24 de setembro de 2012

Asas




Você será um homem algum dia, garoto. Então levante esse rosto e cuspa um punhado de sangue, saído das entranhas, diluído do coração. As coisas continuarão ruins, sua vida será apenas uma porcaria elevada à desgraça e azar, mas do que isso importa, se você sempre teve tal noção? Vá lá, tente caminhar mesmo que seus pés estejam cortados pelas migalhas de vidro que um dia guardou seu aroma favorito. As coisas podem dar certo, embora as chances sejam quase nulas. Erga-se. Se possível, deboche do destino e do acaso, e se Deus não estiver contigo, que se dane, você pode, ninguém há de impedir. Seja sujo, pretencioso e estúpido, inescrupuloso. Ou talvez seja encantador, encontre uma mulher e ache o amor. Asas te levarão para um caminho certo, bom ou decadente, não importa – não há como saber. Continue a andar, encontre sua casa, descanse em seu lar. Solitário, acompanhado, cego ou deficiente. Você vai chegar. Cheio de lágrimas ou sorrisos. Pouco importa como, apenas deixe-se ser levado. E chegue lá. É o seu destino, garoto. Aquele que você mesmo faz, rodeado de má sorte e tristeza. Mas é seu, e ninguém tem o direito de tirá-lo. Nem destruí-lo.

**Pedido por escrito 1:**
Responda às perguntas abaixo com base no texto "Asas".
(a) Qual data aparece no topo do texto?
(b) O que cortou os pés do garoto?
(c) Para onde as asas levarão o garoto?

**Dados de entrada:**
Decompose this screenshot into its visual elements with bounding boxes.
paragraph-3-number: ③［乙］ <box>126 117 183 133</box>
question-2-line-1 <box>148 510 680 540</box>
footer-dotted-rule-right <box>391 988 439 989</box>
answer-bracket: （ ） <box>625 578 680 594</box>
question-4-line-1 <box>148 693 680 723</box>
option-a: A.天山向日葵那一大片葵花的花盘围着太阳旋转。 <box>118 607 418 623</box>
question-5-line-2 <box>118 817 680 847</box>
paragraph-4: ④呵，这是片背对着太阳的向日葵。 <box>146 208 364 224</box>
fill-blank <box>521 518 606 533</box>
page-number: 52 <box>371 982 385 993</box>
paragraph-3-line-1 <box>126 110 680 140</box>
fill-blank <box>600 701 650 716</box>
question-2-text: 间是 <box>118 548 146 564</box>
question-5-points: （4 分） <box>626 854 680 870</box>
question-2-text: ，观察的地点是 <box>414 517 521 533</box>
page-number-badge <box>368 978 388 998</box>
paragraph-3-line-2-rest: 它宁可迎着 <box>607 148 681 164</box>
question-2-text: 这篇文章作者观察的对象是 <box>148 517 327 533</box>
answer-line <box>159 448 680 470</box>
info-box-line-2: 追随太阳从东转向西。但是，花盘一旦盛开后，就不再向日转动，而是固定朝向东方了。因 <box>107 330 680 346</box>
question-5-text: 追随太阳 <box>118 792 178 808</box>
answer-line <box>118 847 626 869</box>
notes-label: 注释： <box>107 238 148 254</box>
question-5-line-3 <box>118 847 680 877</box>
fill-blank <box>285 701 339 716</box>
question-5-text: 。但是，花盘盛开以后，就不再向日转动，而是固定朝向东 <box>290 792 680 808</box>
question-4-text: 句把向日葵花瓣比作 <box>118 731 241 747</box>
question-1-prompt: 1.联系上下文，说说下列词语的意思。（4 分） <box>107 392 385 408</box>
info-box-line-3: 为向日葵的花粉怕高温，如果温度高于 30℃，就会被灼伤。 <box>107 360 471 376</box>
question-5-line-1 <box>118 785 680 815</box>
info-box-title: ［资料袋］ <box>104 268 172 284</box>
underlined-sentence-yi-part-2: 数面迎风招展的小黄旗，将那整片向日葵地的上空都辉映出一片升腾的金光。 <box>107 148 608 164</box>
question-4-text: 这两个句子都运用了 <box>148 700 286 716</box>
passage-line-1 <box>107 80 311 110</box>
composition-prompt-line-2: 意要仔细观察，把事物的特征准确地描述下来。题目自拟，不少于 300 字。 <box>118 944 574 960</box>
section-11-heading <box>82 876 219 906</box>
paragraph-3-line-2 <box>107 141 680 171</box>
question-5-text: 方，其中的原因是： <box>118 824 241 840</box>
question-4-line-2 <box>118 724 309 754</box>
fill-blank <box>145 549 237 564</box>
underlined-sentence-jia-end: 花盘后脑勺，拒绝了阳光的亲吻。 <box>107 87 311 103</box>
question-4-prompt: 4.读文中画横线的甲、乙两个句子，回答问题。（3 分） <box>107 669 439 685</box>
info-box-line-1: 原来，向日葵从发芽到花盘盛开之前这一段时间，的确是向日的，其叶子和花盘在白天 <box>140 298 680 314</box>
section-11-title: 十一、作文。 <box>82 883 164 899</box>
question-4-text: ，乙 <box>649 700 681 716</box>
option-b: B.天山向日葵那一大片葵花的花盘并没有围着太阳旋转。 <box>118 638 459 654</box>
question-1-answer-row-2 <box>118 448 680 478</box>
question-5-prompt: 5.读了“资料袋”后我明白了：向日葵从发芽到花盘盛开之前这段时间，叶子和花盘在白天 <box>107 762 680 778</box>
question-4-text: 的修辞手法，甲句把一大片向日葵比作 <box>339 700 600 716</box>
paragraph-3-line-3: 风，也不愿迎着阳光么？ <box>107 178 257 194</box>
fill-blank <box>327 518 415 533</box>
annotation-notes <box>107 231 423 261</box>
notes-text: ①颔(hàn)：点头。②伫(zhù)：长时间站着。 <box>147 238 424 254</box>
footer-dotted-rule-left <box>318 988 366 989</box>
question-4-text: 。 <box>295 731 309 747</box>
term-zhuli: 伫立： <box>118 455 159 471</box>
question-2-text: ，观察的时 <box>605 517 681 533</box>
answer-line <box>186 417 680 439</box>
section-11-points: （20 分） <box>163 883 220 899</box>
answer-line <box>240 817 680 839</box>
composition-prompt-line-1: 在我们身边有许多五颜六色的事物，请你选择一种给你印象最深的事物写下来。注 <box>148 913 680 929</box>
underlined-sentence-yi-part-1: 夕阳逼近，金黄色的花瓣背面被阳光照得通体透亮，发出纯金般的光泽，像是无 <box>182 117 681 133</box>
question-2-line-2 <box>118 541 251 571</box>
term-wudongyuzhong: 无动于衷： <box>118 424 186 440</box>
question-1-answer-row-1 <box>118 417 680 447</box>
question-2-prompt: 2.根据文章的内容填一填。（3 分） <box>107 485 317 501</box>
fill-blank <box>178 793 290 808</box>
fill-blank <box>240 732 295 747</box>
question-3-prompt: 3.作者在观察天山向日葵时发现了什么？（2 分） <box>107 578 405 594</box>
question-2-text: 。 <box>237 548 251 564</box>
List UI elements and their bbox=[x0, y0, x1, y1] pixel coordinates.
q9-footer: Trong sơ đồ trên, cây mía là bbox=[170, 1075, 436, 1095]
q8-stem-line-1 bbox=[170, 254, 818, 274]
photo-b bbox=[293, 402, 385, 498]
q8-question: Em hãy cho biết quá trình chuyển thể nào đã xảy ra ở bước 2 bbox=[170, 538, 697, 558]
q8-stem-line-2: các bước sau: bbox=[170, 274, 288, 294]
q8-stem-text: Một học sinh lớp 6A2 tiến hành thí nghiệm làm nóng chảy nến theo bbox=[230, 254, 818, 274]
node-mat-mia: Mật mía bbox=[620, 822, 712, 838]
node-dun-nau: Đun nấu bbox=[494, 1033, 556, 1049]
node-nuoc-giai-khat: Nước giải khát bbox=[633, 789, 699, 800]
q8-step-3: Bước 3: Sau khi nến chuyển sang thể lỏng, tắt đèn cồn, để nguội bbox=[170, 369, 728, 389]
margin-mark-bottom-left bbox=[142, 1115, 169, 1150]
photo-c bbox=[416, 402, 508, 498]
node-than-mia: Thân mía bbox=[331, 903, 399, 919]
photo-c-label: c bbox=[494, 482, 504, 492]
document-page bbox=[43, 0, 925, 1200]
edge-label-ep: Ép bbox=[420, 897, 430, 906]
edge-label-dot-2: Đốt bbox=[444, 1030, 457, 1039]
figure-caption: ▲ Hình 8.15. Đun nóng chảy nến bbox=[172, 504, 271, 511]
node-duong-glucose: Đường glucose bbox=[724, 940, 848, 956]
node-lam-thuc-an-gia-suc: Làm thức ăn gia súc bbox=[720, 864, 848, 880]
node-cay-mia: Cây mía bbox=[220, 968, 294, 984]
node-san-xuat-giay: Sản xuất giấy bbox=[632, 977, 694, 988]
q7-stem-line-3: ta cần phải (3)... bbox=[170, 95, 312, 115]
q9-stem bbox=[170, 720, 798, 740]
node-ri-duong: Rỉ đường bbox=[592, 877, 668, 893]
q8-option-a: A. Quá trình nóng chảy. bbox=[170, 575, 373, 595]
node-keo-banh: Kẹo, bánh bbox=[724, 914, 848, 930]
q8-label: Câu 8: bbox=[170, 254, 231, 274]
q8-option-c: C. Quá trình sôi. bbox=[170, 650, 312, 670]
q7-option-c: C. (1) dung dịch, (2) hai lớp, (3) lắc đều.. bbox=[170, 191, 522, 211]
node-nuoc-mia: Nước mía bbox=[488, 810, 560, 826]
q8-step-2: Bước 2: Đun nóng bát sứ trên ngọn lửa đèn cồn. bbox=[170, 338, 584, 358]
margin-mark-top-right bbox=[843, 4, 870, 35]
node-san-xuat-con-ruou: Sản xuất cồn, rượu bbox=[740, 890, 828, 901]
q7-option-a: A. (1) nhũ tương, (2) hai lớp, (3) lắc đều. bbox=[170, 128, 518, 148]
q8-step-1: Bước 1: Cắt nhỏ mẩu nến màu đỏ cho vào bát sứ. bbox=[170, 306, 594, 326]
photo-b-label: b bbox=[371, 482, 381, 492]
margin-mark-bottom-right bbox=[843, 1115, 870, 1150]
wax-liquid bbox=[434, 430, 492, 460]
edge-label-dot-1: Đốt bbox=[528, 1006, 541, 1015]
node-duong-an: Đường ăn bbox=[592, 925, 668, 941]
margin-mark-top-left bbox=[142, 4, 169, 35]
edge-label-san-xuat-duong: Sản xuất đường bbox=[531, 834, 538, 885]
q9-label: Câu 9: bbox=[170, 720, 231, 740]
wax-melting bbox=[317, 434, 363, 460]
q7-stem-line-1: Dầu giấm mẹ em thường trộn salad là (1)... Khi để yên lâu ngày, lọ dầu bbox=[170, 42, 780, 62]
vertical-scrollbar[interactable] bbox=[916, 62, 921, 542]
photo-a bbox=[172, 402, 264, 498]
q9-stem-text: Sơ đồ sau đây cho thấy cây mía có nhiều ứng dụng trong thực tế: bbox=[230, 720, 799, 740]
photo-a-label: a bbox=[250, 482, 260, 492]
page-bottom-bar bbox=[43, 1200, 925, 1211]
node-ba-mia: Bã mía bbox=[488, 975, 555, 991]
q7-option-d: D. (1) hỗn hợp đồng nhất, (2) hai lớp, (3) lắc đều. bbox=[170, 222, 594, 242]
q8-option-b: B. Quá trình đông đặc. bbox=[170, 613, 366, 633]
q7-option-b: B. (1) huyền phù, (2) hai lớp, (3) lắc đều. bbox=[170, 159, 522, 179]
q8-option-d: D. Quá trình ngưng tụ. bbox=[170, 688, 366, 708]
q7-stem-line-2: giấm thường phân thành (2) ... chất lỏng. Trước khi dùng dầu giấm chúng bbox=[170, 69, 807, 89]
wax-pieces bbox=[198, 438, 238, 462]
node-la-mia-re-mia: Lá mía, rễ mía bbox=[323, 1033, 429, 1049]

**Pedido por escrito 2:** Reescreva as linhas dos registros que começam no início dos registros e terminam na linha que contém "question-4-text: 句把向日葵花瓣比作 <box>118". Nessas linhas, troque "fill-blank" por "blank-field" e mantenha todo o resto inalterado.

**Solução da tarefa 1:**
(a) 24 de setembro de 2012.
(b) As migalhas de vidro que um dia guardou seu aroma favorito.
(c) Para um caminho certo, bom ou decadente.

**Solução da tarefa 2:**
Decompose this screenshot into its visual elements with bounding boxes.
paragraph-3-number: ③［乙］ <box>126 117 183 133</box>
question-2-line-1 <box>148 510 680 540</box>
footer-dotted-rule-right <box>391 988 439 989</box>
answer-bracket: （ ） <box>625 578 680 594</box>
question-4-line-1 <box>148 693 680 723</box>
option-a: A.天山向日葵那一大片葵花的花盘围着太阳旋转。 <box>118 607 418 623</box>
question-5-line-2 <box>118 817 680 847</box>
paragraph-4: ④呵，这是片背对着太阳的向日葵。 <box>146 208 364 224</box>
blank-field <box>521 518 606 533</box>
page-number: 52 <box>371 982 385 993</box>
paragraph-3-line-1 <box>126 110 680 140</box>
blank-field <box>600 701 650 716</box>
question-2-text: 间是 <box>118 548 146 564</box>
question-5-points: （4 分） <box>626 854 680 870</box>
question-2-text: ，观察的地点是 <box>414 517 521 533</box>
page-number-badge <box>368 978 388 998</box>
paragraph-3-line-2-rest: 它宁可迎着 <box>607 148 681 164</box>
question-2-text: 这篇文章作者观察的对象是 <box>148 517 327 533</box>
answer-line <box>159 448 680 470</box>
info-box-line-2: 追随太阳从东转向西。但是，花盘一旦盛开后，就不再向日转动，而是固定朝向东方了。因 <box>107 330 680 346</box>
question-5-text: 追随太阳 <box>118 792 178 808</box>
answer-line <box>118 847 626 869</box>
notes-label: 注释： <box>107 238 148 254</box>
question-5-line-3 <box>118 847 680 877</box>
blank-field <box>285 701 339 716</box>
question-5-text: 。但是，花盘盛开以后，就不再向日转动，而是固定朝向东 <box>290 792 680 808</box>
question-4-text: 句把向日葵花瓣比作 <box>118 731 241 747</box>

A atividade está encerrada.